Exercise inputs —
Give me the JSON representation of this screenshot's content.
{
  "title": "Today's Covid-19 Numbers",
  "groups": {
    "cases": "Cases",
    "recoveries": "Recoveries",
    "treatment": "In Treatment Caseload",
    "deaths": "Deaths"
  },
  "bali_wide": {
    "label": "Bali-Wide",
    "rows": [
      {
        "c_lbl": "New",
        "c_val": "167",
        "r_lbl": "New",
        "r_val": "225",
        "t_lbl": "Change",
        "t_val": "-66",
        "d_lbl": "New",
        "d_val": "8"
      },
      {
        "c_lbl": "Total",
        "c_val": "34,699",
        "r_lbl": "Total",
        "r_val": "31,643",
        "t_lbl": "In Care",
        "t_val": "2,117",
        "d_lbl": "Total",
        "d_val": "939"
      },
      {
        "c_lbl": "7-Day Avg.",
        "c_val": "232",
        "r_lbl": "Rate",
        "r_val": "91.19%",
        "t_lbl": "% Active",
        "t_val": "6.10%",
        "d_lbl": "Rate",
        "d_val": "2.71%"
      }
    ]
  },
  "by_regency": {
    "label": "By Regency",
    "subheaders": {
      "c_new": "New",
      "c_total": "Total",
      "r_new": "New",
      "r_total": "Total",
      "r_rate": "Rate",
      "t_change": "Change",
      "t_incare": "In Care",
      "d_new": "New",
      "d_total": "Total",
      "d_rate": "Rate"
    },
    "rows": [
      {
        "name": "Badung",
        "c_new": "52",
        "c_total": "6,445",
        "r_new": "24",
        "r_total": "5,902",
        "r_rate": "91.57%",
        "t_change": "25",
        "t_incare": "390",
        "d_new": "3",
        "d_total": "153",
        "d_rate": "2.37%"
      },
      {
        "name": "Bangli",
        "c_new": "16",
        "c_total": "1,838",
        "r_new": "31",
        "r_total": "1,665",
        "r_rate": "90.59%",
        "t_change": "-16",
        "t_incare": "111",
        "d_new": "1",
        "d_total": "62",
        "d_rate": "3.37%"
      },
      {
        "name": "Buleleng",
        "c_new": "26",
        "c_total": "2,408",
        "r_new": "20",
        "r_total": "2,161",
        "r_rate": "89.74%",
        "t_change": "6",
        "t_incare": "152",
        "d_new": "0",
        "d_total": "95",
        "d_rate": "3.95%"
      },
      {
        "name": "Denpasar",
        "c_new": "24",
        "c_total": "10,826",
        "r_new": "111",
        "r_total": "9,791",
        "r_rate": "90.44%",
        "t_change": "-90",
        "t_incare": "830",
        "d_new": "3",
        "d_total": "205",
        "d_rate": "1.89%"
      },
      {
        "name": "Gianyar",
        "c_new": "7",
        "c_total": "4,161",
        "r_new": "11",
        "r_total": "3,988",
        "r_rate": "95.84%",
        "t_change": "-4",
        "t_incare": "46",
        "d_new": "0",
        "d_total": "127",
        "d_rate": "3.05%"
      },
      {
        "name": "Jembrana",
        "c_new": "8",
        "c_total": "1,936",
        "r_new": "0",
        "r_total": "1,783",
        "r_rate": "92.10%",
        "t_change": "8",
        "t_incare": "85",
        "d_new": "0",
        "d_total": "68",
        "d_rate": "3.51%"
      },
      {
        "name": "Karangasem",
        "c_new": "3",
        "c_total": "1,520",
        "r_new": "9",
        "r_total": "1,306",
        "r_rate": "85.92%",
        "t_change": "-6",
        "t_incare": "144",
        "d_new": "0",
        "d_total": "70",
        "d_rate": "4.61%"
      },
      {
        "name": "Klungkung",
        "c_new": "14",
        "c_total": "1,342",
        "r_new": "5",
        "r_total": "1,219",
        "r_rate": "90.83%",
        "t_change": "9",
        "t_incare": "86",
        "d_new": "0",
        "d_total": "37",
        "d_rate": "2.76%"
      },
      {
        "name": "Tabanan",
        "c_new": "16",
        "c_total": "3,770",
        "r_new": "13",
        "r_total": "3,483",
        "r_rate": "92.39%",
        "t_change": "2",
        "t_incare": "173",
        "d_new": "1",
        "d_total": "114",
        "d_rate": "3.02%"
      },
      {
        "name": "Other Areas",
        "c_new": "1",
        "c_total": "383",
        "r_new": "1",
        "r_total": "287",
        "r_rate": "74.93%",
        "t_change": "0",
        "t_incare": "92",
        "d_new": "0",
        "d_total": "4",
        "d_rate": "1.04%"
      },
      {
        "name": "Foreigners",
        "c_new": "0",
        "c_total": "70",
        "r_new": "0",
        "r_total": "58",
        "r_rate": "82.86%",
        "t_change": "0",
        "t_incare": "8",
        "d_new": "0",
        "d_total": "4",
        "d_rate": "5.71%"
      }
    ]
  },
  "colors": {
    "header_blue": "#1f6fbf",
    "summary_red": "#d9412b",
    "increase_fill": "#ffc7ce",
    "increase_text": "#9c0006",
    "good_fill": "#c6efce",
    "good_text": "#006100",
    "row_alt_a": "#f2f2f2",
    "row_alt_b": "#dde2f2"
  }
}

Given exercise — Write out all records exactly, keeping every detail.

Output below —
Give me the JSON representation of this screenshot's content.
{
  "title": "Today's Covid-19 Numbers",
  "groups": {
    "cases": "Cases",
    "recoveries": "Recoveries",
    "treatment": "In Treatment Caseload",
    "deaths": "Deaths"
  },
  "bali_wide": {
    "label": "Bali-Wide",
    "rows": [
      {
        "c_lbl": "New",
        "c_val": "167",
        "r_lbl": "New",
        "r_val": "225",
        "t_lbl": "Change",
        "t_val": "-66",
        "d_lbl": "New",
        "d_val": "8"
      },
      {
        "c_lbl": "Total",
        "c_val": "34,699",
        "r_lbl": "Total",
        "r_val": "31,643",
        "t_lbl": "In Care",
        "t_val": "2,117",
        "d_lbl": "Total",
        "d_val": "939"
      },
      {
        "c_lbl": "7-Day Avg.",
        "c_val": "232",
        "r_lbl": "Rate",
        "r_val": "91.19%",
        "t_lbl": "% Active",
        "t_val": "6.10%",
        "d_lbl": "Rate",
        "d_val": "2.71%"
      }
    ]
  },
  "by_regency": {
    "label": "By Regency",
    "subheaders": {
      "c_new": "New",
      "c_total": "Total",
      "r_new": "New",
      "r_total": "Total",
      "r_rate": "Rate",
      "t_change": "Change",
      "t_incare": "In Care",
      "d_new": "New",
      "d_total": "Total",
      "d_rate": "Rate"
    },
    "rows": [
      {
        "name": "Badung",
        "c_new": "52",
        "c_total": "6,445",
        "r_new": "24",
        "r_total": "5,902",
        "r_rate": "91.57%",
        "t_change": "25",
        "t_incare": "390",
        "d_new": "3",
        "d_total": "153",
        "d_rate": "2.37%"
      },
      {
        "name": "Bangli",
        "c_new": "16",
        "c_total": "1,838",
        "r_new": "31",
        "r_total": "1,665",
        "r_rate": "90.59%",
        "t_change": "-16",
        "t_incare": "111",
        "d_new": "1",
        "d_total": "62",
        "d_rate": "3.37%"
      },
      {
        "name": "Buleleng",
        "c_new": "26",
        "c_total": "2,408",
        "r_new": "20",
        "r_total": "2,161",
        "r_rate": "89.74%",
        "t_change": "6",
        "t_incare": "152",
        "d_new": "0",
        "d_total": "95",
        "d_rate": "3.95%"
      },
      {
        "name": "Denpasar",
        "c_new": "24",
        "c_total": "10,826",
        "r_new": "111",
        "r_total": "9,791",
        "r_rate": "90.44%",
        "t_change": "-90",
        "t_incare": "830",
        "d_new": "3",
        "d_total": "205",
        "d_rate": "1.89%"
      },
      {
        "name": "Gianyar",
        "c_new": "7",
        "c_total": "4,161",
        "r_new": "11",
        "r_total": "3,988",
        "r_rate": "95.84%",
        "t_change": "-4",
        "t_incare": "46",
        "d_new": "0",
        "d_total": "127",
        "d_rate": "3.05%"
      },
      {
        "name": "Jembrana",
        "c_new": "8",
        "c_total": "1,936",
        "r_new": "0",
        "r_total": "1,783",
        "r_rate": "92.10%",
        "t_change": "8",
        "t_incare": "85",
        "d_new": "0",
        "d_total": "68",
        "d_rate": "3.51%"
      },
      {
        "name": "Karangasem",
        "c_new": "3",
        "c_total": "1,520",
        "r_new": "9",
        "r_total": "1,306",
        "r_rate": "85.92%",
        "t_change": "-6",
        "t_incare": "144",
        "d_new": "0",
        "d_total": "70",
        "d_rate": "4.61%"
      },
      {
        "name": "Klungkung",
        "c_new": "14",
        "c_total": "1,342",
        "r_new": "5",
        "r_total": "1,219",
        "r_rate": "90.83%",
        "t_change": "9",
        "t_incare": "86",
        "d_new": "0",
        "d_total": "37",
        "d_rate": "2.76%"
      },
      {
        "name": "Tabanan",
        "c_new": "16",
        "c_total": "3,770",
        "r_new": "13",
        "r_total": "3,483",
        "r_rate": "92.39%",
        "t_change": "2",
        "t_incare": "173",
        "d_new": "1",
        "d_total": "114",
        "d_rate": "3.02%"
      },
      {
        "name": "Other Areas",
        "c_new": "1",
        "c_total": "383",
        "r_new": "1",
        "r_total": "287",
        "r_rate": "74.93%",
        "t_change": "0",
        "t_incare": "92",
        "d_new": "0",
        "d_total": "4",
        "d_rate": "1.04%"
      },
      {
        "name": "Foreigners",
        "c_new": "0",
        "c_total": "70",
        "r_new": "0",
        "r_total": "58",
        "r_rate": "82.86%",
        "t_change": "0",
        "t_incare": "8",
        "d_new": "0",
        "d_total": "4",
        "d_rate": "5.71%"
      }
    ]
  },
  "colors": {
    "header_blue": "#1f6fbf",
    "summary_red": "#d9412b",
    "increase_fill": "#ffc7ce",
    "increase_text": "#9c0006",
    "good_fill": "#c6efce",
    "good_text": "#006100",
    "row_alt_a": "#f2f2f2",
    "row_alt_b": "#dde2f2"
  }
}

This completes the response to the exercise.